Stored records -
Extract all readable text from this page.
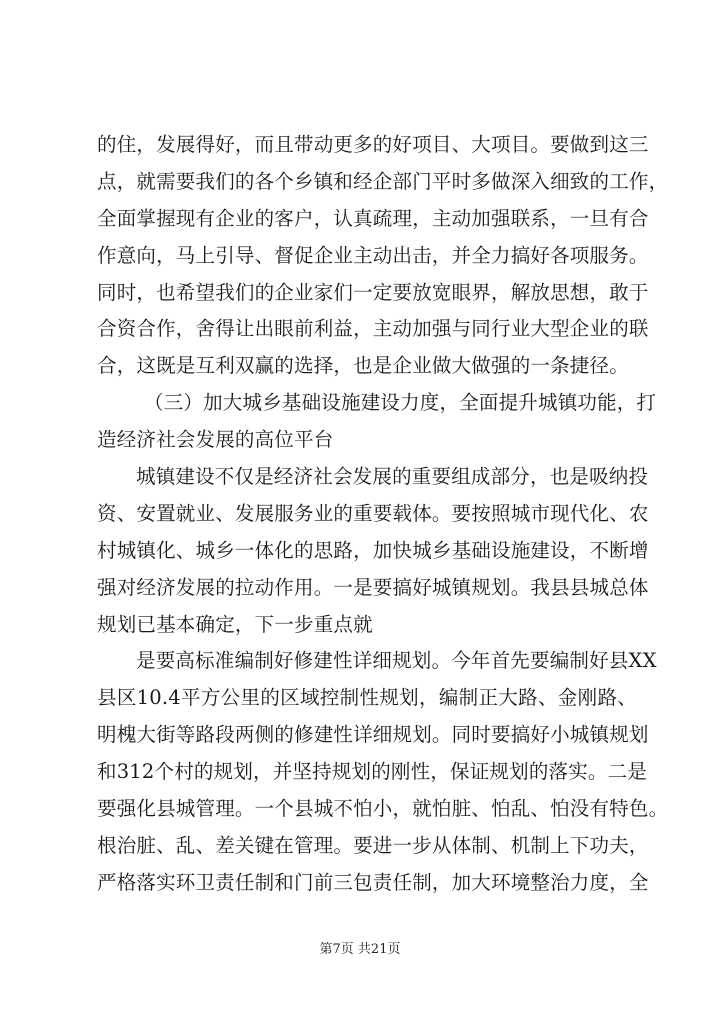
的住，发展得好，而且带动更多的好项目、大项目。要做到这三
点，就需要我们的各个乡镇和经企部门平时多做深入细致的工作，
全面掌握现有企业的客户，认真疏理，主动加强联系，一旦有合
作意向，马上引导、督促企业主动出击，并全力搞好各项服务。
同时，也希望我们的企业家们一定要放宽眼界，解放思想，敢于
合资合作，舍得让出眼前利益，主动加强与同行业大型企业的联
合，这既是互利双赢的选择，也是企业做大做强的一条捷径。
（三）加大城乡基础设施建设力度，全面提升城镇功能，打
造经济社会发展的高位平台
城镇建设不仅是经济社会发展的重要组成部分，也是吸纳投
资、安置就业、发展服务业的重要载体。要按照城市现代化、农
村城镇化、城乡一体化的思路，加快城乡基础设施建设，不断增
强对经济发展的拉动作用。一是要搞好城镇规划。我县县城总体
规划已基本确定，下一步重点就
是要高标准编制好修建性详细规划。今年首先要编制好县XX
县区10.4平方公里的区域控制性规划，编制正大路、金刚路、
明槐大街等路段两侧的修建性详细规划。同时要搞好小城镇规划
和312个村的规划，并坚持规划的刚性，保证规划的落实。二是
要强化县城管理。一个县城不怕小，就怕脏、怕乱、怕没有特色。
根治脏、乱、差关键在管理。要进一步从体制、机制上下功夫，
严格落实环卫责任制和门前三包责任制，加大环境整治力度，全
第7页 共21页
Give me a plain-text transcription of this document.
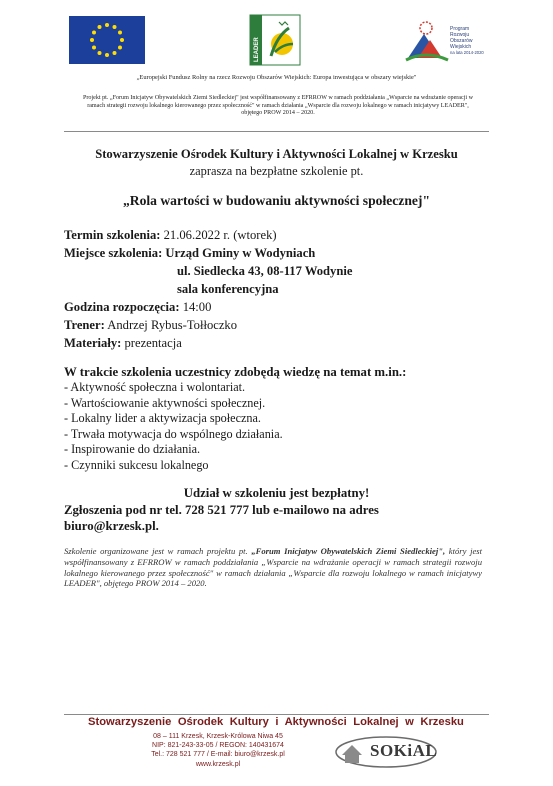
LEADER
Program
Rozwoju
Obszarów
Wiejskich
na lata 2014-2020
„Europejski Fundusz Rolny na rzecz Rozwoju Obszarów Wiejskich: Europa inwestująca w obszary wiejskie"
Projekt pt. „Forum Inicjatyw Obywatelskich Ziemi Siedleckiej" jest współfinansowany z EFRROW w ramach poddziałania „Wsparcie na wdrażanie operacji w ramach strategii rozwoju lokalnego kierowanego przez społeczność" w ramach działania „Wsparcie dla rozwoju lokalnego w ramach inicjatywy LEADER", objętego PROW 2014 – 2020.
Stowarzyszenie Ośrodek Kultury i Aktywności Lokalnej w Krzesku
zaprasza na bezpłatne szkolenie pt.
„Rola wartości w budowaniu aktywności społecznej"
Termin szkolenia: 21.06.2022 r. (wtorek)
Miejsce szkolenia: Urząd Gminy w Wodyniach
ul. Siedlecka 43, 08-117 Wodynie
sala konferencyjna
Godzina rozpoczęcia: 14:00
Trener: Andrzej Rybus-Tołłoczko
Materiały: prezentacja
W trakcie szkolenia uczestnicy zdobędą wiedzę na temat m.in.:
- Aktywność społeczna i wolontariat.
- Wartościowanie aktywności społecznej.
- Lokalny lider a aktywizacja społeczna.
- Trwała motywacja do wspólnego działania.
- Inspirowanie do działania.
- Czynniki sukcesu lokalnego
Udział w szkoleniu jest bezpłatny!
Zgłoszenia pod nr tel. 728 521 777 lub e-mailowo na adres
biuro@krzesk.pl.
Szkolenie organizowane jest w ramach projektu pt. „Forum Inicjatyw Obywatelskich Ziemi Siedleckiej", który jest współfinansowany z EFRROW w ramach poddziałania „Wsparcie na wdrażanie operacji w ramach strategii rozwoju lokalnego kierowanego przez społeczność" w ramach działania „Wsparcie dla rozwoju lokalnego w ramach inicjatywy LEADER", objętego PROW 2014 – 2020.
Stowarzyszenie Ośrodek Kultury i Aktywności Lokalnej w Krzesku
08 – 111 Krzesk, Krzesk-Królowa Niwa 45
NIP: 821-243-33-05 / REGON: 140431674
Tel.: 728 521 777 / E-mail: biuro@krzesk.pl
www.krzesk.pl
SOKiAL
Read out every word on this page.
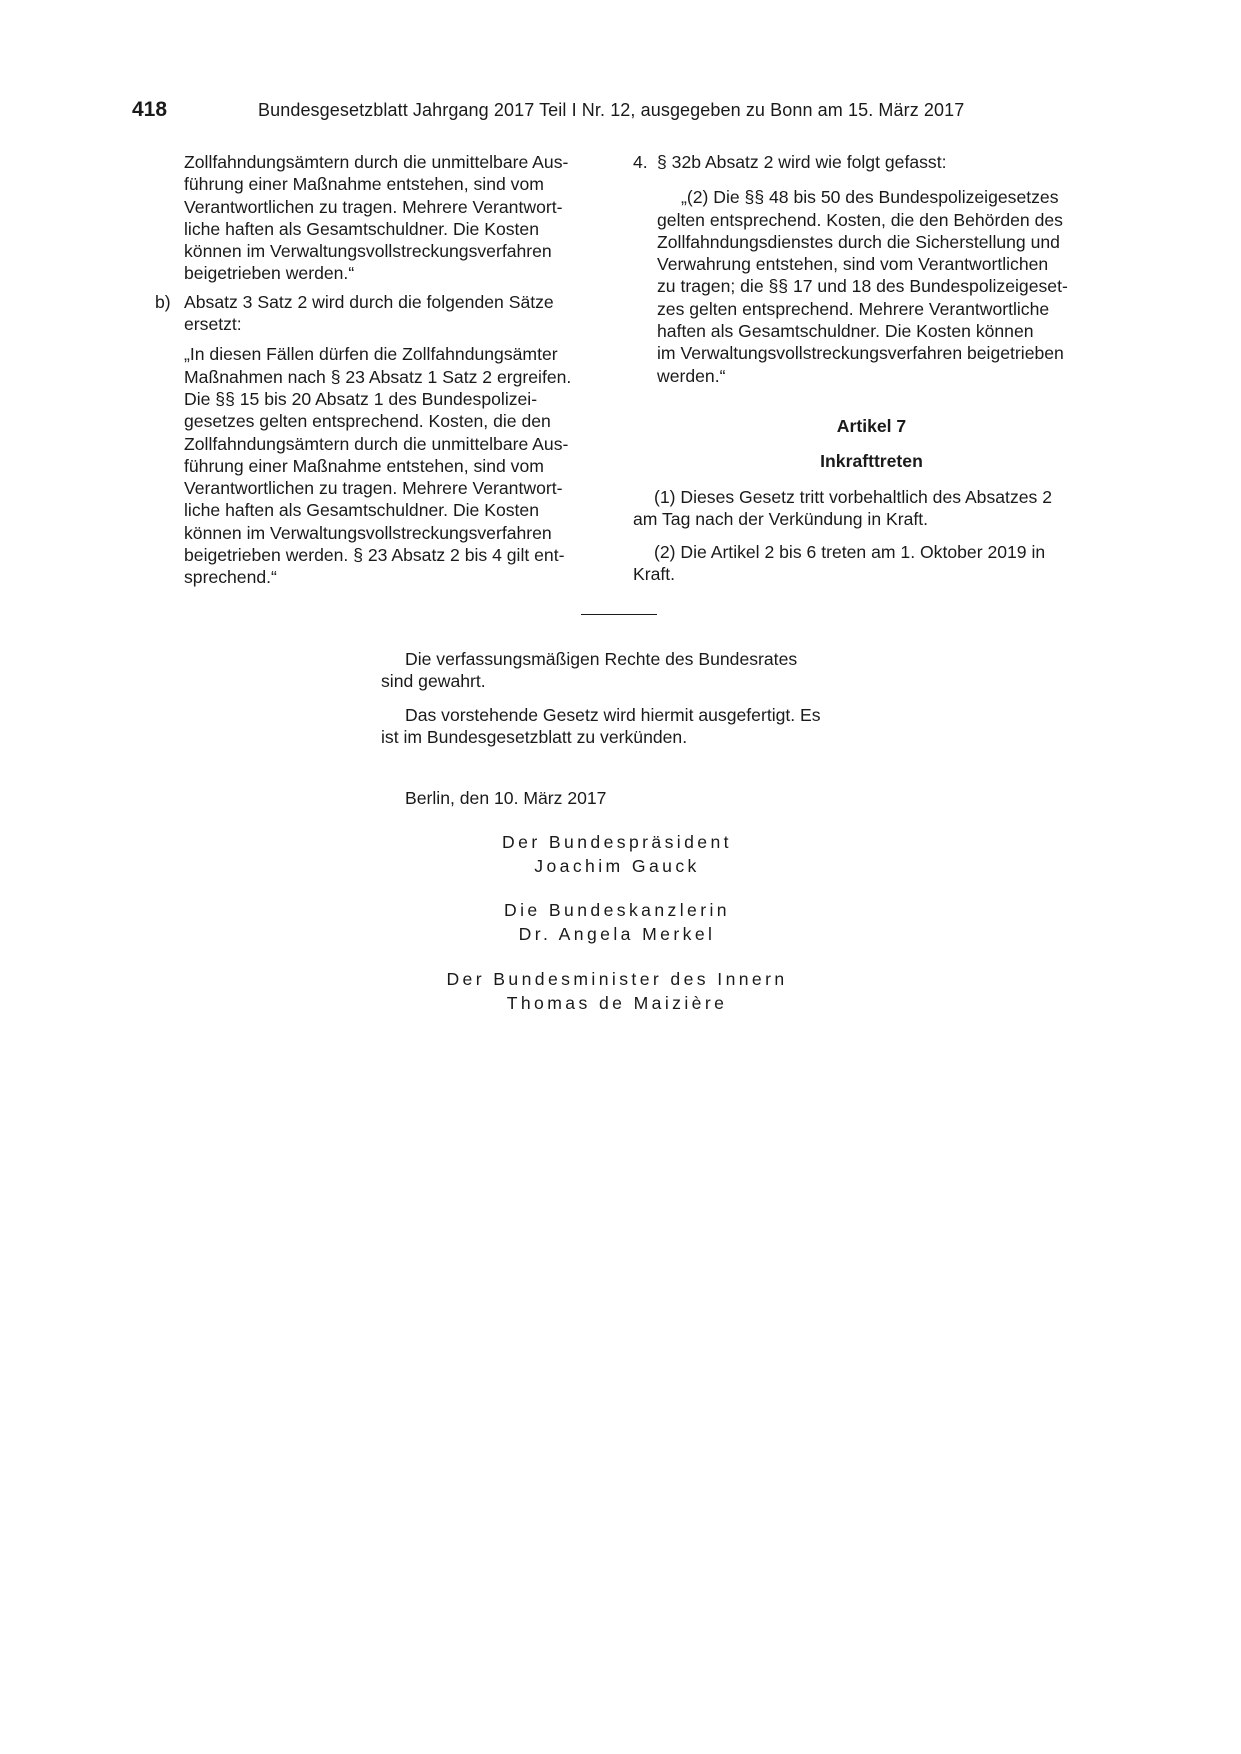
418	Bundesgesetzblatt Jahrgang 2017 Teil I Nr. 12, ausgegeben zu Bonn am 15. März 2017

Zollfahndungsämtern durch die unmittelbare Aus-

führung einer Maßnahme entstehen, sind vom

Verantwortlichen zu tragen. Mehrere Verantwort-

liche haften als Gesamtschuldner. Die Kosten

können im Verwaltungsvollstreckungsverfahren

beigetrieben werden.“

b) Absatz 3 Satz 2 wird durch die folgenden Sätze

ersetzt:

„In diesen Fällen dürfen die Zollfahndungsämter

Maßnahmen nach § 23 Absatz 1 Satz 2 ergreifen.

Die §§ 15 bis 20 Absatz 1 des Bundespolizei-

gesetzes gelten entsprechend. Kosten, die den

Zollfahndungsämtern durch die unmittelbare Aus-

führung einer Maßnahme entstehen, sind vom

Verantwortlichen zu tragen. Mehrere Verantwort-

liche haften als Gesamtschuldner. Die Kosten

können im Verwaltungsvollstreckungsverfahren

beigetrieben werden. § 23 Absatz 2 bis 4 gilt ent-

sprechend.“

4. § 32b Absatz 2 wird wie folgt gefasst:

„(2) Die §§ 48 bis 50 des Bundespolizeigesetzes

gelten entsprechend. Kosten, die den Behörden des

Zollfahndungsdienstes durch die Sicherstellung und

Verwahrung entstehen, sind vom Verantwortlichen

zu tragen; die §§ 17 und 18 des Bundespolizeigeset-

zes gelten entsprechend. Mehrere Verantwortliche

haften als Gesamtschuldner. Die Kosten können

im Verwaltungsvollstreckungsverfahren beigetrieben

werden.“

Artikel 7

Inkrafttreten

(1) Dieses Gesetz tritt vorbehaltlich des Absatzes 2

am Tag nach der Verkündung in Kraft.

(2) Die Artikel 2 bis 6 treten am 1. Oktober 2019 in

Kraft.

Die verfassungsmäßigen Rechte des Bundesrates

sind gewahrt.

Das vorstehende Gesetz wird hiermit ausgefertigt. Es

ist im Bundesgesetzblatt zu verkünden.

Berlin, den 10. März 2017
Der Bundespräsident
Joachim Gauck
Die Bundeskanzlerin
Dr. Angela Merkel
Der Bundesminister des Innern
Thomas de Maizière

Exercise - From the material above, copy each line that includes the word "page".

Solution to the exercise -
Extract all readable text from this page.
Read out every word on this page.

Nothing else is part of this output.